| SHORT PROBLEM |
Every entry must be copied word for word.

Saved data entries:

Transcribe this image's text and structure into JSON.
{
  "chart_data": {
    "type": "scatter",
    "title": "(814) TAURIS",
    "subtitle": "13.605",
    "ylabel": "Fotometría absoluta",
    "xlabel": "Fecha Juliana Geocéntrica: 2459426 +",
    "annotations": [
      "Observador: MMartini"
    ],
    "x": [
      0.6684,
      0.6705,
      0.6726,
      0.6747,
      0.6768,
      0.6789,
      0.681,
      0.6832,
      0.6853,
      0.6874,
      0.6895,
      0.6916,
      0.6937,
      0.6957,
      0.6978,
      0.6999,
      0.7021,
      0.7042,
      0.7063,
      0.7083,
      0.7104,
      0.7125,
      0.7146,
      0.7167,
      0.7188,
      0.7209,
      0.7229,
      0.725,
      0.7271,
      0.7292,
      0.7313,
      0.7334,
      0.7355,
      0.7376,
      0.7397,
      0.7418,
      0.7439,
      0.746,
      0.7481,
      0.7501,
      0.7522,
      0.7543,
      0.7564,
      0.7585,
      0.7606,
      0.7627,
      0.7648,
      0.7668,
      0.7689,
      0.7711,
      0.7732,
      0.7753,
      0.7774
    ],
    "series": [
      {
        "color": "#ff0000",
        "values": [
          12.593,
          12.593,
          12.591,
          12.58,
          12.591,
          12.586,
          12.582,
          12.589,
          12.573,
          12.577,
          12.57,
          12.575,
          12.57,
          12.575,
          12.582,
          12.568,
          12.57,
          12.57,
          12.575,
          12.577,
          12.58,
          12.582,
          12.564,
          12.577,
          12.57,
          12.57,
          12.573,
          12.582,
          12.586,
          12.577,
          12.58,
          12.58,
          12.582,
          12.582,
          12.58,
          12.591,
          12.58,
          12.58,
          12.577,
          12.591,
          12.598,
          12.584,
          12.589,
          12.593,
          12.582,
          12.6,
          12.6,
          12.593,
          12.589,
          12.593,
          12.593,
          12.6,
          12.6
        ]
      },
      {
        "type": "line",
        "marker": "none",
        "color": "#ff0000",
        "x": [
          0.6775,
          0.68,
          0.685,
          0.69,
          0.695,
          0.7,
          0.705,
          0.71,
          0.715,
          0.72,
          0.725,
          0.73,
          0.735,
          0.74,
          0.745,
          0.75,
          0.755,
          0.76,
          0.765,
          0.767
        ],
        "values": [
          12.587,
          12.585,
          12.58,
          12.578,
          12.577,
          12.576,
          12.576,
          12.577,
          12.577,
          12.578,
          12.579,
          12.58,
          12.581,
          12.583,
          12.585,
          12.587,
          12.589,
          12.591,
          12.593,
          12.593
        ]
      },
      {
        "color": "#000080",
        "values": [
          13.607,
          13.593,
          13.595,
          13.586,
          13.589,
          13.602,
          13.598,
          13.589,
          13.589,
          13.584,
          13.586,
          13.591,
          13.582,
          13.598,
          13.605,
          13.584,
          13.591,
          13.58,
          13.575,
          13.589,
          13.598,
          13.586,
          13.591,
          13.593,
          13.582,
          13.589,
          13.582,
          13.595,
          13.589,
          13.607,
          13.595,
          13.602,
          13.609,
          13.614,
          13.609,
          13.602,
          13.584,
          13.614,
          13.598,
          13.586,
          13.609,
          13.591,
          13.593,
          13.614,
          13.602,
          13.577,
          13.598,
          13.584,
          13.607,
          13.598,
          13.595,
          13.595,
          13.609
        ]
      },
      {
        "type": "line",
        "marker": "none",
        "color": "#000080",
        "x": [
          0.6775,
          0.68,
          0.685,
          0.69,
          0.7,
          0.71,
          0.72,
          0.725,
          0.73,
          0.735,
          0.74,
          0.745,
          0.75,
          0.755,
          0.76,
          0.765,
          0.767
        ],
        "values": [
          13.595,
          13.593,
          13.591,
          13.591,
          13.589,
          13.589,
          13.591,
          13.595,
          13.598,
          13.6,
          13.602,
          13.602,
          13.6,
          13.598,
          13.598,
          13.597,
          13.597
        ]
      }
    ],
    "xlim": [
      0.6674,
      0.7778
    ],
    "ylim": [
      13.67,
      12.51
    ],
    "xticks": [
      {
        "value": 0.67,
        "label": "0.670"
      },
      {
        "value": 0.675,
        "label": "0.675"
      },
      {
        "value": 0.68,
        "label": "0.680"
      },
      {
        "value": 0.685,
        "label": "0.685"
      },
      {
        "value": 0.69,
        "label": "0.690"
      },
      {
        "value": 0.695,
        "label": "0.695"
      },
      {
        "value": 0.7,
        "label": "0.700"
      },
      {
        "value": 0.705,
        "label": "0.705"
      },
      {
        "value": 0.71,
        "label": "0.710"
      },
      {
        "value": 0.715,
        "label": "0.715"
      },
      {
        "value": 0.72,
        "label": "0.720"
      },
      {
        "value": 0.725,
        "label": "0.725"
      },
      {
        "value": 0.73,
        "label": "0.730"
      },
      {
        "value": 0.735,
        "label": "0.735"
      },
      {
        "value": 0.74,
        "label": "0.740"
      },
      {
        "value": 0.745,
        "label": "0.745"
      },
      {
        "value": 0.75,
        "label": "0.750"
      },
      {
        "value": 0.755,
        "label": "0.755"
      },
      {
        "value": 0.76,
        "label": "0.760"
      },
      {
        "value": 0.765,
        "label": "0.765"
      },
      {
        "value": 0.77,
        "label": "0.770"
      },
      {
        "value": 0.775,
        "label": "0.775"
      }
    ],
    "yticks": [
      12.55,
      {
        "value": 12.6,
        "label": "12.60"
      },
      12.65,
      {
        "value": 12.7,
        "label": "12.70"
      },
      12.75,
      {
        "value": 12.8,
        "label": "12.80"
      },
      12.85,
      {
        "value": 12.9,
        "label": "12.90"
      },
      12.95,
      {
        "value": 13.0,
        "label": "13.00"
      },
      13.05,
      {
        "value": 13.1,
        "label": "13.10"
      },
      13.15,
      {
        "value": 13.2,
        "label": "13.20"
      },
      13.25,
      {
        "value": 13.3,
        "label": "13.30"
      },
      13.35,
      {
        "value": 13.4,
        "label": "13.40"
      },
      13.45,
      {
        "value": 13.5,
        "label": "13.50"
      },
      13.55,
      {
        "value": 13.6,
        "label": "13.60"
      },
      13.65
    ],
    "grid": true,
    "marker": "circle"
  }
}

| RESULT |
Transcribe this image's text and structure into JSON.
{
  "chart_data": {
    "type": "scatter",
    "title": "(814) TAURIS",
    "subtitle": "13.605",
    "ylabel": "Fotometría absoluta",
    "xlabel": "Fecha Juliana Geocéntrica: 2459426 +",
    "annotations": [
      "Observador: MMartini"
    ],
    "x": [
      0.6684,
      0.6705,
      0.6726,
      0.6747,
      0.6768,
      0.6789,
      0.681,
      0.6832,
      0.6853,
      0.6874,
      0.6895,
      0.6916,
      0.6937,
      0.6957,
      0.6978,
      0.6999,
      0.7021,
      0.7042,
      0.7063,
      0.7083,
      0.7104,
      0.7125,
      0.7146,
      0.7167,
      0.7188,
      0.7209,
      0.7229,
      0.725,
      0.7271,
      0.7292,
      0.7313,
      0.7334,
      0.7355,
      0.7376,
      0.7397,
      0.7418,
      0.7439,
      0.746,
      0.7481,
      0.7501,
      0.7522,
      0.7543,
      0.7564,
      0.7585,
      0.7606,
      0.7627,
      0.7648,
      0.7668,
      0.7689,
      0.7711,
      0.7732,
      0.7753,
      0.7774
    ],
    "series": [
      {
        "color": "#ff0000",
        "values": [
          12.593,
          12.593,
          12.591,
          12.58,
          12.591,
          12.586,
          12.582,
          12.589,
          12.573,
          12.577,
          12.57,
          12.575,
          12.57,
          12.575,
          12.582,
          12.568,
          12.57,
          12.57,
          12.575,
          12.577,
          12.58,
          12.582,
          12.564,
          12.577,
          12.57,
          12.57,
          12.573,
          12.582,
          12.586,
          12.577,
          12.58,
          12.58,
          12.582,
          12.582,
          12.58,
          12.591,
          12.58,
          12.58,
          12.577,
          12.591,
          12.598,
          12.584,
          12.589,
          12.593,
          12.582,
          12.6,
          12.6,
          12.593,
          12.589,
          12.593,
          12.593,
          12.6,
          12.6
        ]
      },
      {
        "type": "line",
        "marker": "none",
        "color": "#ff0000",
        "x": [
          0.6775,
          0.68,
          0.685,
          0.69,
          0.695,
          0.7,
          0.705,
          0.71,
          0.715,
          0.72,
          0.725,
          0.73,
          0.735,
          0.74,
          0.745,
          0.75,
          0.755,
          0.76,
          0.765,
          0.767
        ],
        "values": [
          12.587,
          12.585,
          12.58,
          12.578,
          12.577,
          12.576,
          12.576,
          12.577,
          12.577,
          12.578,
          12.579,
          12.58,
          12.581,
          12.583,
          12.585,
          12.587,
          12.589,
          12.591,
          12.593,
          12.593
        ]
      },
      {
        "color": "#000080",
        "values": [
          13.607,
          13.593,
          13.595,
          13.586,
          13.589,
          13.602,
          13.598,
          13.589,
          13.589,
          13.584,
          13.586,
          13.591,
          13.582,
          13.598,
          13.605,
          13.584,
          13.591,
          13.58,
          13.575,
          13.589,
          13.598,
          13.586,
          13.591,
          13.593,
          13.582,
          13.589,
          13.582,
          13.595,
          13.589,
          13.607,
          13.595,
          13.602,
          13.609,
          13.614,
          13.609,
          13.602,
          13.584,
          13.614,
          13.598,
          13.586,
          13.609,
          13.591,
          13.593,
          13.614,
          13.602,
          13.577,
          13.598,
          13.584,
          13.607,
          13.598,
          13.595,
          13.595,
          13.609
        ]
      },
      {
        "type": "line",
        "marker": "none",
        "color": "#000080",
        "x": [
          0.6775,
          0.68,
          0.685,
          0.69,
          0.7,
          0.71,
          0.72,
          0.725,
          0.73,
          0.735,
          0.74,
          0.745,
          0.75,
          0.755,
          0.76,
          0.765,
          0.767
        ],
        "values": [
          13.595,
          13.593,
          13.591,
          13.591,
          13.589,
          13.589,
          13.591,
          13.595,
          13.598,
          13.6,
          13.602,
          13.602,
          13.6,
          13.598,
          13.598,
          13.597,
          13.597
        ]
      }
    ],
    "xlim": [
      0.6674,
      0.7778
    ],
    "ylim": [
      13.67,
      12.51
    ],
    "xticks": [
      {
        "value": 0.67,
        "label": "0.670"
      },
      {
        "value": 0.675,
        "label": "0.675"
      },
      {
        "value": 0.68,
        "label": "0.680"
      },
      {
        "value": 0.685,
        "label": "0.685"
      },
      {
        "value": 0.69,
        "label": "0.690"
      },
      {
        "value": 0.695,
        "label": "0.695"
      },
      {
        "value": 0.7,
        "label": "0.700"
      },
      {
        "value": 0.705,
        "label": "0.705"
      },
      {
        "value": 0.71,
        "label": "0.710"
      },
      {
        "value": 0.715,
        "label": "0.715"
      },
      {
        "value": 0.72,
        "label": "0.720"
      },
      {
        "value": 0.725,
        "label": "0.725"
      },
      {
        "value": 0.73,
        "label": "0.730"
      },
      {
        "value": 0.735,
        "label": "0.735"
      },
      {
        "value": 0.74,
        "label": "0.740"
      },
      {
        "value": 0.745,
        "label": "0.745"
      },
      {
        "value": 0.75,
        "label": "0.750"
      },
      {
        "value": 0.755,
        "label": "0.755"
      },
      {
        "value": 0.76,
        "label": "0.760"
      },
      {
        "value": 0.765,
        "label": "0.765"
      },
      {
        "value": 0.77,
        "label": "0.770"
      },
      {
        "value": 0.775,
        "label": "0.775"
      }
    ],
    "yticks": [
      12.55,
      {
        "value": 12.6,
        "label": "12.60"
      },
      12.65,
      {
        "value": 12.7,
        "label": "12.70"
      },
      12.75,
      {
        "value": 12.8,
        "label": "12.80"
      },
      12.85,
      {
        "value": 12.9,
        "label": "12.90"
      },
      12.95,
      {
        "value": 13.0,
        "label": "13.00"
      },
      13.05,
      {
        "value": 13.1,
        "label": "13.10"
      },
      13.15,
      {
        "value": 13.2,
        "label": "13.20"
      },
      13.25,
      {
        "value": 13.3,
        "label": "13.30"
      },
      13.35,
      {
        "value": 13.4,
        "label": "13.40"
      },
      13.45,
      {
        "value": 13.5,
        "label": "13.50"
      },
      13.55,
      {
        "value": 13.6,
        "label": "13.60"
      },
      13.65
    ],
    "grid": true,
    "marker": "circle"
  }
}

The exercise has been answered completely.